> **Description of the task**
Print every line of the items below without any changes, and leave out the pictures.

== Extracted records

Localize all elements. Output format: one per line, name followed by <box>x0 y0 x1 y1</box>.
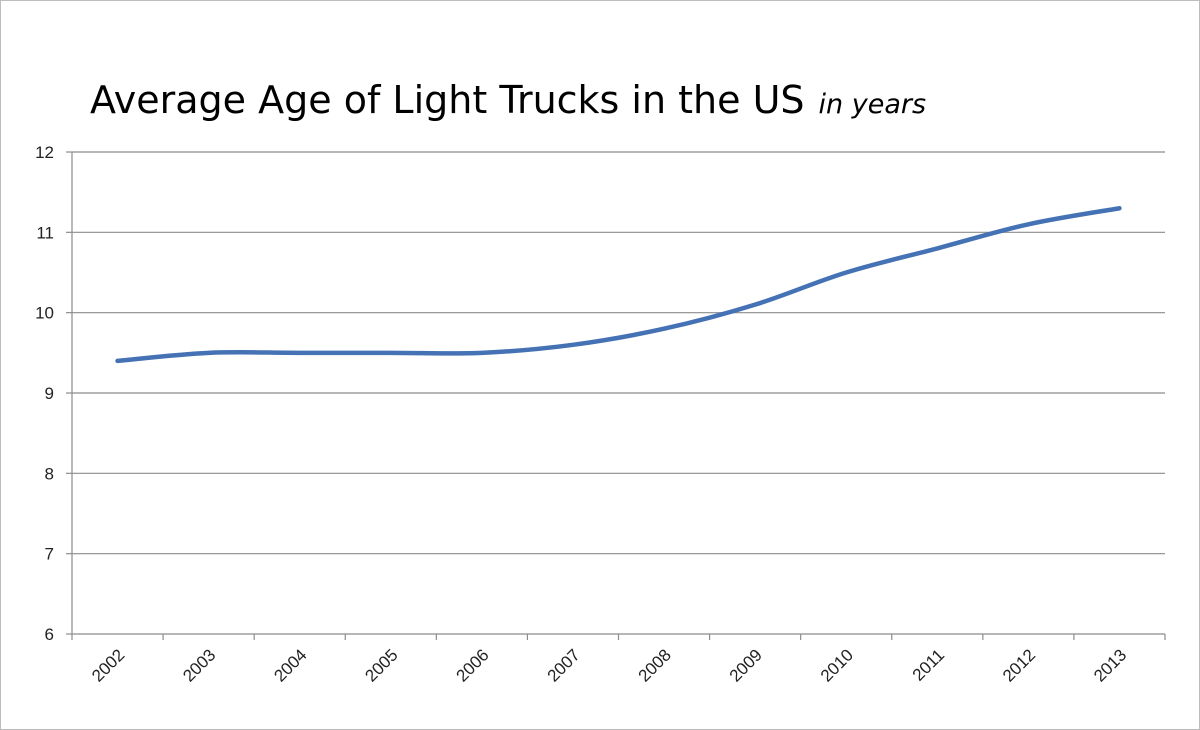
y-tick-label: 12 <box>35 143 54 162</box>
x-tick-label: 2010 <box>817 645 857 685</box>
y-tick-label: 7 <box>45 545 54 564</box>
y-tick-label: 10 <box>35 304 54 323</box>
x-tick-label: 2007 <box>544 645 584 685</box>
chart-subtitle: in years <box>818 89 927 120</box>
x-tick-label: 2009 <box>726 645 766 685</box>
y-tick-label: 8 <box>45 464 54 483</box>
chart-title-text: Average Age of Light Trucks in the US <box>90 78 805 122</box>
y-tick-label: 6 <box>45 625 54 644</box>
x-tick-label: 2011 <box>909 645 948 684</box>
x-tick-label: 2008 <box>635 645 675 685</box>
x-tick-label: 2002 <box>88 645 128 685</box>
chart-title: Average Age of Light Trucks in the US in … <box>90 78 926 122</box>
x-tick-label: 2003 <box>179 645 219 685</box>
x-tick-label: 2004 <box>270 645 310 685</box>
x-tick-label: 2006 <box>453 645 493 685</box>
y-tick-label: 11 <box>36 223 54 242</box>
series-line <box>115 205 1122 364</box>
x-tick-label: 2005 <box>361 645 401 685</box>
x-tick-label: 2012 <box>999 645 1039 685</box>
y-tick-label: 9 <box>45 384 54 403</box>
x-tick-label: 2013 <box>1090 645 1130 685</box>
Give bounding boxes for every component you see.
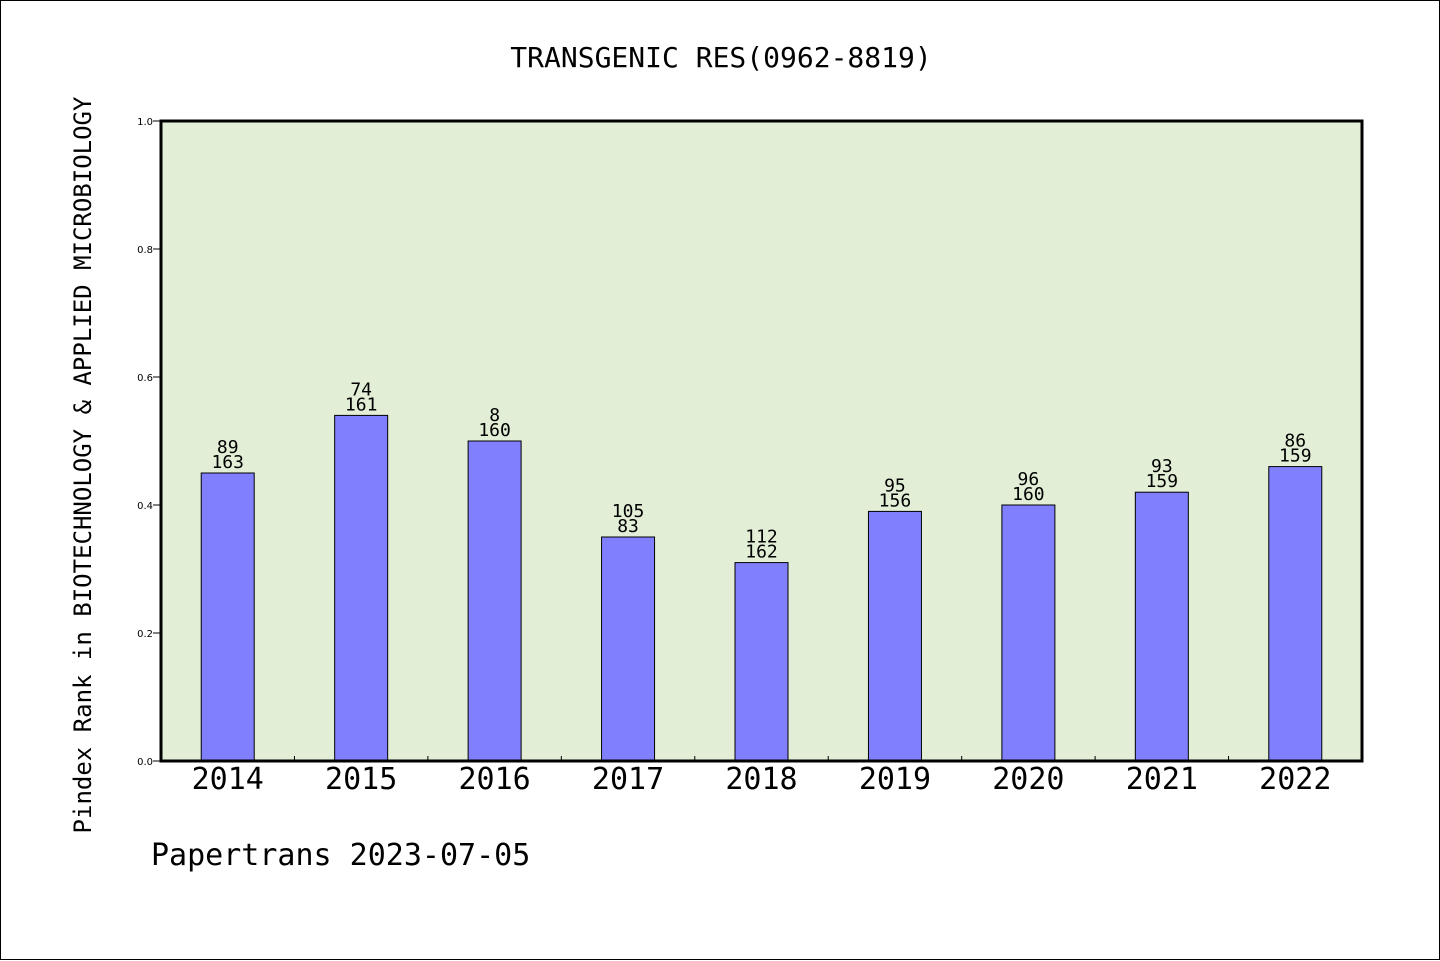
x-tick-label: 2022 [1259,762,1331,797]
y-tick-label: 0.8 [137,245,153,256]
bar-label-bottom: 161 [345,394,378,415]
bar-label-top: 93 [1151,456,1173,477]
bar [1134,491,1189,762]
chart-title: TRANSGENIC RES(0962-8819) [510,41,931,74]
bar-labels-group: 8916374161816010583112162951569616093159… [211,379,1311,562]
x-tick-label: 2020 [992,762,1064,797]
y-tick-label: 0.2 [137,629,153,640]
bar-label-top: 96 [1018,469,1040,490]
y-axis-ticks: 0.0 0.2 0.4 0.6 0.8 1.0 [137,117,161,768]
bar-label-top: 89 [217,437,239,458]
y-axis-label: Pindex Rank in BIOTECHNOLOGY & APPLIED M… [69,96,97,833]
x-tick-label: 2019 [859,762,931,797]
y-tick-label: 1.0 [137,117,153,128]
x-tick-label: 2016 [458,762,530,797]
y-tick-label: 0.4 [137,501,153,512]
bar-label-bottom: 163 [211,452,244,473]
bars-group [200,414,1323,762]
bar-label-top: 86 [1284,431,1306,452]
bar-label-bottom: 159 [1279,446,1312,467]
x-tick-label: 2015 [325,762,397,797]
x-tick-label: 2017 [592,762,664,797]
bar-label-bottom: 160 [1012,484,1045,505]
bar [867,510,922,762]
bar-label-top: 112 [745,527,778,548]
y-tick-label: 0.6 [137,373,153,384]
bar-label-top: 95 [884,475,906,496]
bar [1268,466,1323,762]
bar [467,440,522,762]
bar [734,562,789,762]
bar-label-bottom: 156 [879,490,912,511]
bar [1001,504,1056,762]
bar-label-top: 74 [350,379,372,400]
bar-label-top: 105 [612,501,645,522]
bar [334,414,389,762]
y-tick-label: 0.0 [137,757,153,768]
x-tick-label: 2014 [192,762,264,797]
bar-label-top: 8 [489,405,500,426]
bar [200,472,255,762]
x-tick-label: 2018 [725,762,797,797]
x-axis-ticks: 2014 2015 2016 2017 2018 2019 2020 2021 2022 [192,756,1331,797]
x-tick-label: 2021 [1126,762,1198,797]
plot-border [159,119,1364,763]
bar-label-bottom: 162 [745,542,778,563]
bar-label-bottom: 160 [478,420,511,441]
footer-credit: Papertrans 2023-07-05 [151,838,530,873]
bar [601,536,656,762]
bar-label-bottom: 159 [1146,471,1179,492]
bar-label-bottom: 83 [617,516,639,537]
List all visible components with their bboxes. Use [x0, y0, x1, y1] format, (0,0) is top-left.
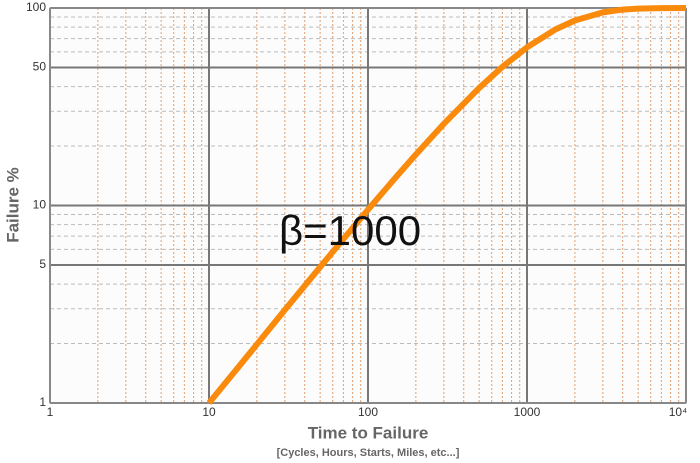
y-axis-label: Failure %: [3, 167, 22, 243]
y-tick-label: 5: [39, 257, 46, 271]
annotation: β=1000: [279, 207, 421, 254]
plot-border: [49, 7, 687, 404]
line-series: [206, 5, 687, 405]
y-tick-label: 100: [26, 0, 46, 14]
y-tick-label: 1: [39, 395, 46, 409]
x-tick-label: 10: [202, 405, 216, 419]
x-axis-label: Time to Failure: [308, 423, 429, 442]
x-tick-label: 10⁴: [669, 405, 688, 419]
x-axis-sublabel: [Cycles, Hours, Starts, Miles, etc...]: [277, 447, 460, 459]
x-tick-label: 100: [358, 405, 378, 419]
x-tick-label: 1000: [514, 405, 541, 419]
y-tick-label: 50: [33, 60, 47, 74]
y-tick-label: 10: [33, 198, 47, 212]
x-tick-label: 1: [47, 405, 54, 419]
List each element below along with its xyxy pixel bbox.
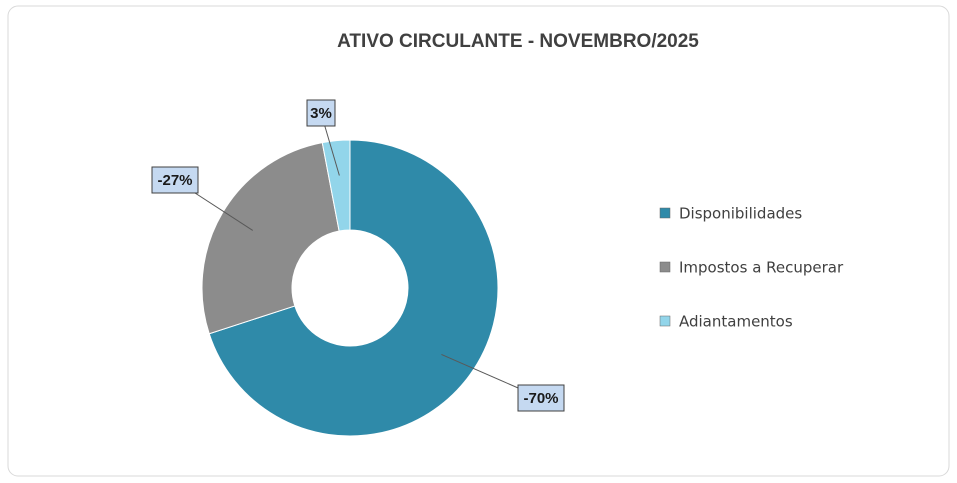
legend-label: Adiantamentos xyxy=(679,313,793,331)
chart-title: ATIVO CIRCULANTE - NOVEMBRO/2025 xyxy=(337,31,699,52)
data-label-box xyxy=(151,166,199,194)
slice xyxy=(321,139,351,232)
legend-swatch xyxy=(659,207,671,219)
legend-label: Disponibilidades xyxy=(679,205,802,223)
legend-swatch xyxy=(659,261,671,273)
slice xyxy=(201,142,340,335)
data-label: -70% xyxy=(523,390,558,407)
legend-swatch xyxy=(659,315,671,327)
data-label: 3% xyxy=(310,105,332,122)
data-label-box xyxy=(306,99,336,127)
legend-label: Impostos a Recuperar xyxy=(679,259,844,277)
data-label-box xyxy=(517,384,565,412)
data-label: -27% xyxy=(157,172,192,189)
slice xyxy=(208,139,499,437)
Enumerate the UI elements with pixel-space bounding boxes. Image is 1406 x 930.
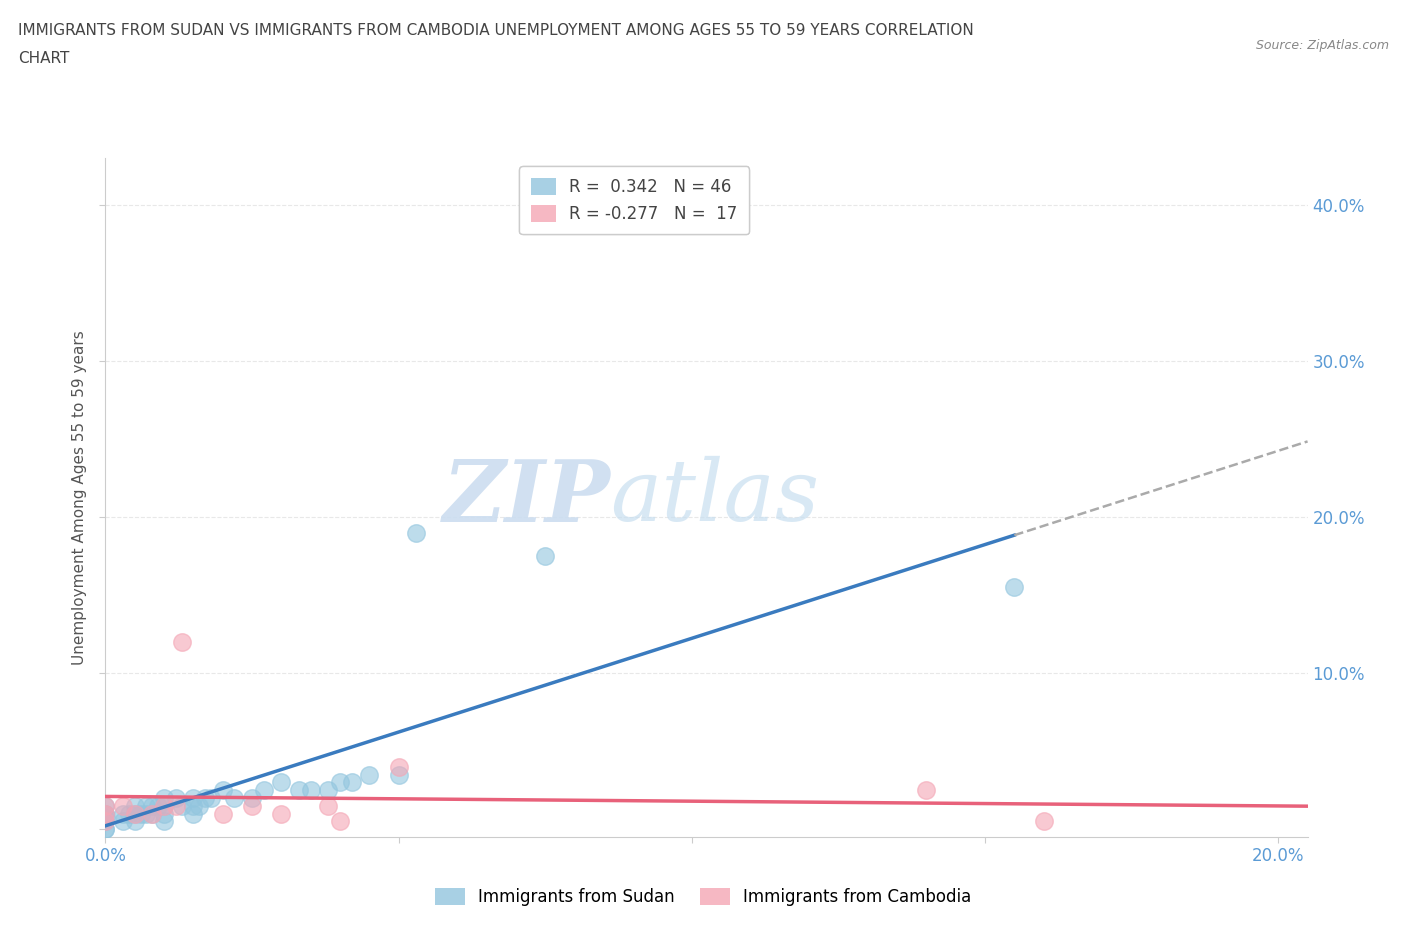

====

> **Full answer**
Localize all elements. Output format: one per line, name followed by <box>x0 y0 x1 y1</box>.
y-tick-label: 12 <box>35 143 54 162</box>
x-tick-label: 2010 <box>817 645 857 685</box>
y-tick-label: 7 <box>45 545 54 564</box>
y-tick-label: 10 <box>35 304 54 323</box>
x-tick-label: 2007 <box>544 645 584 685</box>
chart-subtitle: in years <box>818 89 927 120</box>
x-tick-label: 2009 <box>726 645 766 685</box>
y-tick-label: 8 <box>45 464 54 483</box>
chart-title-text: Average Age of Light Trucks in the US <box>90 78 805 122</box>
y-tick-label: 6 <box>45 625 54 644</box>
x-tick-label: 2011 <box>909 645 948 684</box>
x-tick-label: 2008 <box>635 645 675 685</box>
x-tick-label: 2002 <box>88 645 128 685</box>
chart-title: Average Age of Light Trucks in the US in … <box>90 78 926 122</box>
x-tick-label: 2003 <box>179 645 219 685</box>
x-tick-label: 2004 <box>270 645 310 685</box>
x-tick-label: 2006 <box>453 645 493 685</box>
y-tick-label: 11 <box>36 223 54 242</box>
series-line <box>115 205 1122 364</box>
x-tick-label: 2005 <box>361 645 401 685</box>
x-tick-label: 2012 <box>999 645 1039 685</box>
y-tick-label: 9 <box>45 384 54 403</box>
x-tick-label: 2013 <box>1090 645 1130 685</box>
Give bounding boxes for every component you see.
x-tick-label: 2022 [1259,762,1331,797]
y-tick-label: 0.8 [137,245,153,256]
bar-label-bottom: 161 [345,394,378,415]
bar-label-top: 93 [1151,456,1173,477]
bar [1134,491,1189,762]
chart-title: TRANSGENIC RES(0962-8819) [510,41,931,74]
bar-labels-group: 8916374161816010583112162951569616093159… [211,379,1311,562]
x-tick-label: 2020 [992,762,1064,797]
y-tick-label: 0.2 [137,629,153,640]
bar-label-top: 96 [1018,469,1040,490]
y-axis-ticks: 0.0 0.2 0.4 0.6 0.8 1.0 [137,117,161,768]
bar-label-top: 89 [217,437,239,458]
y-axis-label: Pindex Rank in BIOTECHNOLOGY & APPLIED M… [69,96,97,833]
x-tick-label: 2019 [859,762,931,797]
y-tick-label: 1.0 [137,117,153,128]
x-tick-label: 2016 [458,762,530,797]
y-tick-label: 0.4 [137,501,153,512]
bar-label-bottom: 163 [211,452,244,473]
bars-group [200,414,1323,762]
bar-label-top: 86 [1284,431,1306,452]
bar-label-bottom: 159 [1279,446,1312,467]
x-tick-label: 2015 [325,762,397,797]
x-tick-label: 2017 [592,762,664,797]
bar-label-bottom: 160 [1012,484,1045,505]
bar [867,510,922,762]
bar-label-top: 112 [745,527,778,548]
y-tick-label: 0.6 [137,373,153,384]
bar-label-top: 95 [884,475,906,496]
bar [1268,466,1323,762]
bar [467,440,522,762]
bar [734,562,789,762]
bar-label-bottom: 156 [879,490,912,511]
bar [1001,504,1056,762]
bar-label-top: 74 [350,379,372,400]
bar-label-top: 105 [612,501,645,522]
bar [334,414,389,762]
y-tick-label: 0.0 [137,757,153,768]
x-tick-label: 2014 [192,762,264,797]
bar-label-top: 8 [489,405,500,426]
bar [200,472,255,762]
x-tick-label: 2018 [725,762,797,797]
x-axis-ticks: 2014 2015 2016 2017 2018 2019 2020 2021 2022 [192,756,1331,797]
x-tick-label: 2021 [1126,762,1198,797]
plot-border [159,119,1364,763]
bar-label-bottom: 162 [745,542,778,563]
bar-label-bottom: 160 [478,420,511,441]
footer-credit: Papertrans 2023-07-05 [151,838,530,873]
bar [601,536,656,762]
bar-label-bottom: 159 [1146,471,1179,492]
bar-label-bottom: 83 [617,516,639,537]
List all visible components with their bboxes. Use [x0, y0, x1, y1] format, (0,0) is top-left.
y-axis-label: Failure %: [3, 167, 22, 243]
y-tick-label: 5: [39, 257, 46, 271]
annotation: β=1000: [279, 207, 421, 254]
plot-border: [49, 7, 687, 404]
line-series: [206, 5, 687, 405]
y-tick-label: 100: [26, 0, 46, 14]
y-tick-label: 1: [39, 395, 46, 409]
x-tick-label: 10: [202, 405, 216, 419]
x-axis-label: Time to Failure: [308, 423, 429, 442]
x-tick-label: 10⁴: [669, 405, 688, 419]
x-axis-sublabel: [Cycles, Hours, Starts, Miles, etc...]: [277, 447, 460, 459]
x-tick-label: 100: [358, 405, 378, 419]
x-tick-label: 1000: [514, 405, 541, 419]
y-tick-label: 50: [33, 60, 47, 74]
y-tick-label: 10: [33, 198, 47, 212]
x-tick-label: 1: [47, 405, 54, 419]
List each element below along with its xyxy pixel bbox.
legend-label: Adiantamentos xyxy=(679,313,793,331)
chart-title: ATIVO CIRCULANTE - NOVEMBRO/2025 xyxy=(337,31,699,52)
data-label-box xyxy=(151,166,199,194)
slice xyxy=(321,139,351,232)
legend-swatch xyxy=(659,207,671,219)
legend-label: Disponibilidades xyxy=(679,205,802,223)
legend-swatch xyxy=(659,261,671,273)
slice xyxy=(201,142,340,335)
data-label: -70% xyxy=(523,390,558,407)
legend-swatch xyxy=(659,315,671,327)
data-label: 3% xyxy=(310,105,332,122)
data-label-box xyxy=(306,99,336,127)
legend-label: Impostos a Recuperar xyxy=(679,259,844,277)
data-label-box xyxy=(517,384,565,412)
data-label: -27% xyxy=(157,172,192,189)
slice xyxy=(208,139,499,437)
Enumerate the UI elements with pixel-space bounding boxes. Image is 1406 x 930.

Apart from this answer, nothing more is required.